In deze zaak hebben de besloten vennootschappen Mult B.V. en Dex B.V. (verzoeksters) de Ondernemingskamer van het Gerechtshof Amsterdam verzocht om onmiddellijke voorzieningen te treffen met betrekking tot de besloten vennootschap Proteqt B.V. (verweerster) en haar moedermaatschappij Mperium Beheer B.V. (belanghebbende). De verzoeksters hebben gegronde redenen aangevoerd om te twijfelen aan het beleid en de gang van zaken binnen Proteqt, met name in het licht van een ontslag van Mult als bestuurder en de rol van Mperium als enig bestuurder. De Ondernemingskamer heeft de verzoeksters opgeroepen voor een mondelinge behandeling, waarbij de verzoeksters onder andere vroegen om een onderzoek naar het beleid van Proteqt over de afgelopen jaren en om onmiddellijke voorzieningen te treffen, waaronder het schorsen van Mperium als bestuurder. Tijdens de zitting op 21 november 2024 hebben de advocaten van de betrokken partijen hun standpunten toegelicht. De Ondernemingskamer heeft uiteindelijk geoordeeld dat er onvoldoende redenen zijn om onmiddellijke voorzieningen te treffen, maar heeft de zaak voor verdere behandeling op 9 januari 2025 geagendeerd. De Ondernemingskamer heeft partijen aangeraden om een onderlinge regeling te treffen om verdere conflicten te voorkomen.

Uitspraak

beschikking
___________________________________________________________________
GERECHTSHOF AMSTERDAM
ONDERNEMINGSKAMER
zaaknummer: 200.347.908/01 OK
beschikking van de Ondernemingskamer van 9 december 2024
inzake
1. de besloten vennootschap met beperkte aansprakelijkheid,
MULT B.V.,
gevestigd te Amsterdam,
2. de besloten vennootschap met beperkte aansprakelijkheid,
DEX B.V.,
gevestigd te Hoofddorp,
VERZOEKSTERS,
advocaat:
mr. S.G.H. Nieuwendijk, kantoorhoudende te Haarlem,
t e g e n
de besloten vennootschap met beperkte aansprakelijkheid,
PROTEQT B.V.,
gevestigd te Amsterdam,
VERWEERSTER,
advocaat:
mr. A. Arslan, kantoorhoudende te Zwolle,
e n t e g e n
1. de besloten vennootschap met beperkte aansprakelijkheid,
PROTEQT HOLDING B.V.,
gevestigd te Amsterdam,
2. de besloten vennootschap met beperkte aansprakelijkheid,
MPERIUM BEHEER B.V.,
gevestigd te Amsterdam,
BELANGHEBBENDEN,
advocaat:
mr. Arslankantoorhoudende te Zwolle
,
3. de besloten vennootschap met beperkte aansprakelijkheid,
DRIFT-IT B.V.,
gevestigd te Amsterdam,
BELANGHEBBENDE,
niet bij advocaat verschenen.
Hierna zullen partijen en andere (rechts)personen (ook) als volgt worden aangeduid:
  • verzoekster sub 1 als Mult;
  • verzoekster sub 2 als Dex;
  • verzoeksters sub 1 en 2 gezamenlijk als Mult c.s.;
  • verweerster als Proteqt;
  • belanghebbende sub 1 als Proteqt Holding;
  • belanghebbende sub 2 als Mperium;
  • Proteqt, Proteqt Holding en Mperium gezamenlijk als Mperium c.s.; en
  • belanghebbende sub 3 als Drift.

## OPDRACHTEN
1. Op welke datum vond volgens de beschikking van de Ondernemingskamer de zitting plaats waarop de advocaten hun standpunten toelichtten?
2. Zet de beschikking van de Ondernemingskamer voort na de laatste regel die er staat.
De records staan los van de beschikking van de Ondernemingskamer.

## RECORDS
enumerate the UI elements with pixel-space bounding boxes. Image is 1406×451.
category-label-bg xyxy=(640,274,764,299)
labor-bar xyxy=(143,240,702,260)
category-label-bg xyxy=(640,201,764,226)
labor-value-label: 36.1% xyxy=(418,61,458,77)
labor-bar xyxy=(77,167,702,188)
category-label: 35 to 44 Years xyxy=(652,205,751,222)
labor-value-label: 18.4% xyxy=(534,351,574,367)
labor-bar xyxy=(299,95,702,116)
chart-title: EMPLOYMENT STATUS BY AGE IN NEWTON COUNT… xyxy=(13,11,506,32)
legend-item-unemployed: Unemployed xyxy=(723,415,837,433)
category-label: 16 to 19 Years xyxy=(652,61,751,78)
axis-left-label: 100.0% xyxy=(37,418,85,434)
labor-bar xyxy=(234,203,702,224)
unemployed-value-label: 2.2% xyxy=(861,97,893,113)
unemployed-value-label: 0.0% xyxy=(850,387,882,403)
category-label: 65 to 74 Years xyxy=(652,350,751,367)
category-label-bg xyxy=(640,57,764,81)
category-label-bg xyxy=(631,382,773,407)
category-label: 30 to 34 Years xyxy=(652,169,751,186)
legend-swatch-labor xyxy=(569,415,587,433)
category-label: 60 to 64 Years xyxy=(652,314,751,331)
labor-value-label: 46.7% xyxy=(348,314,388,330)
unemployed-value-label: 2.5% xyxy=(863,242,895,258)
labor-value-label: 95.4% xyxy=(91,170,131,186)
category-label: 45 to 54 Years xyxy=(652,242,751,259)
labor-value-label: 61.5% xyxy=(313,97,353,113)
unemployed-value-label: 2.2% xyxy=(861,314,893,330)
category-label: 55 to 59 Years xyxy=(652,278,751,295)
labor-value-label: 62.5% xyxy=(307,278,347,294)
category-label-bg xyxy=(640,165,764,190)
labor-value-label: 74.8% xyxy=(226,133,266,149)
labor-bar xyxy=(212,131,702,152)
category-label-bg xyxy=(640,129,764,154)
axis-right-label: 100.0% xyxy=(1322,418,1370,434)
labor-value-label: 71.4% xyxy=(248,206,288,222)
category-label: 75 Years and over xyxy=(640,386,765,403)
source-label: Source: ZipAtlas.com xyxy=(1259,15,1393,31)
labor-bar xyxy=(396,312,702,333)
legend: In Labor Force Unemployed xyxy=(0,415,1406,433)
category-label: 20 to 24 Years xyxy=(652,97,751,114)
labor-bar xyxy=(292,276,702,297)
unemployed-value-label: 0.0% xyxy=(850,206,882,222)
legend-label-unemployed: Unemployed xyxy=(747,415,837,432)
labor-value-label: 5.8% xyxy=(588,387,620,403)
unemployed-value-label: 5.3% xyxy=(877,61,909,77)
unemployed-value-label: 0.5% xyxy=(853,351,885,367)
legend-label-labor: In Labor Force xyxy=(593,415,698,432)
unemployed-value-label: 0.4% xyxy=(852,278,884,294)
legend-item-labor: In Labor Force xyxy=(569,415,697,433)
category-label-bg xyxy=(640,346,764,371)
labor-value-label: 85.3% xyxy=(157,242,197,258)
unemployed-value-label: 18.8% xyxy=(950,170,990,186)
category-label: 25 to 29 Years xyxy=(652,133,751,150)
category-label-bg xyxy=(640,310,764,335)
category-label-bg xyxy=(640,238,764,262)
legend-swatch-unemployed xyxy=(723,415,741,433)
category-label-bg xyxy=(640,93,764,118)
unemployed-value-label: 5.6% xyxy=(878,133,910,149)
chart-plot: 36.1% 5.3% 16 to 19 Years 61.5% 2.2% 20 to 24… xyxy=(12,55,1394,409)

--

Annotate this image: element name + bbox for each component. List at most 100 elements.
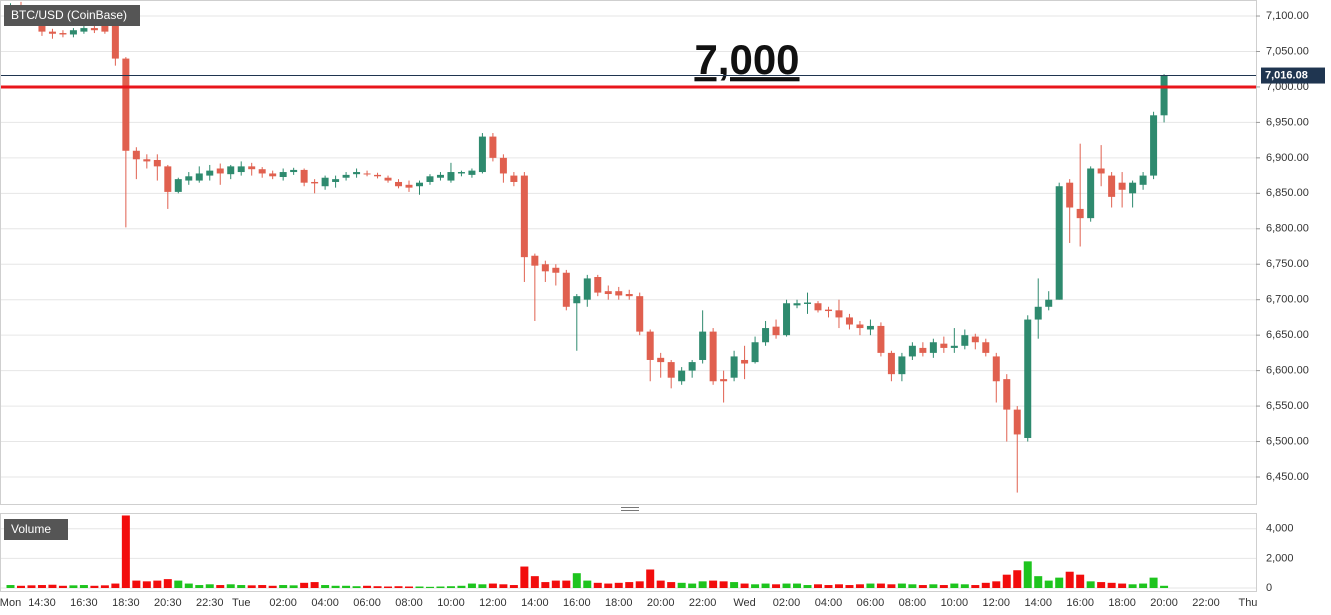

## ANTWOORDEN
1. Op 21 november 2024.

2.
1.Het verloop van het geding

1.1
Bij verzoekschrift van 11 november 2024 hebben Mult c.s. de Ondernemingskamer verzocht, samengevat,
een onderzoek te bevelen naar het beleid en de gang van zaken van Proteqt over de periode van 3 maart 2020 tot 11 november 2024;
als onmiddellijke voorzieningen voor de duur van de procedure
a. Mperium te schorsen als bestuurder van Proteqt en een derde persoon te benoemen tot bestuurder van Proteqt;
b. het ontslagbesluit te schorsen waarbij Mult als bestuurder van Proteqt is ontslagen;
c. of een andere voorziening te treffen die de Ondernemingskamer juist acht;
3. Proteqt te veroordelen in de kosten van de procedure.
1.2
Bij brief van 14 november 2024 heeft de Ondernemingskamer partijen opgeroepen voor een mondelinge behandeling van het verzoek op 9 januari 2025.
1.3
Bij brief van 14 november 2024 hebben Mult c.s. de Ondernemingskamer verzocht de mondelinge behandeling te vervroegen naar een datum op de kortst mogelijke termijn dan wel op die vervroegde datum uitsluitend te beslissen op het verzoek tot het treffen van onmiddellijke voorzieningen.
1.4
Bij brief van 15 november 2024 heeft de Ondernemingskamer partijen opgeroepen voor een mondelinge behandeling op 21 november 2024 met de mededeling dat uitsluitend het verzoek tot het treffen van onmiddellijke voorzieningen dan zal worden behandeld en dat de verdere behandeling van het verzoek zal plaatsvinden op 9 januari 2025.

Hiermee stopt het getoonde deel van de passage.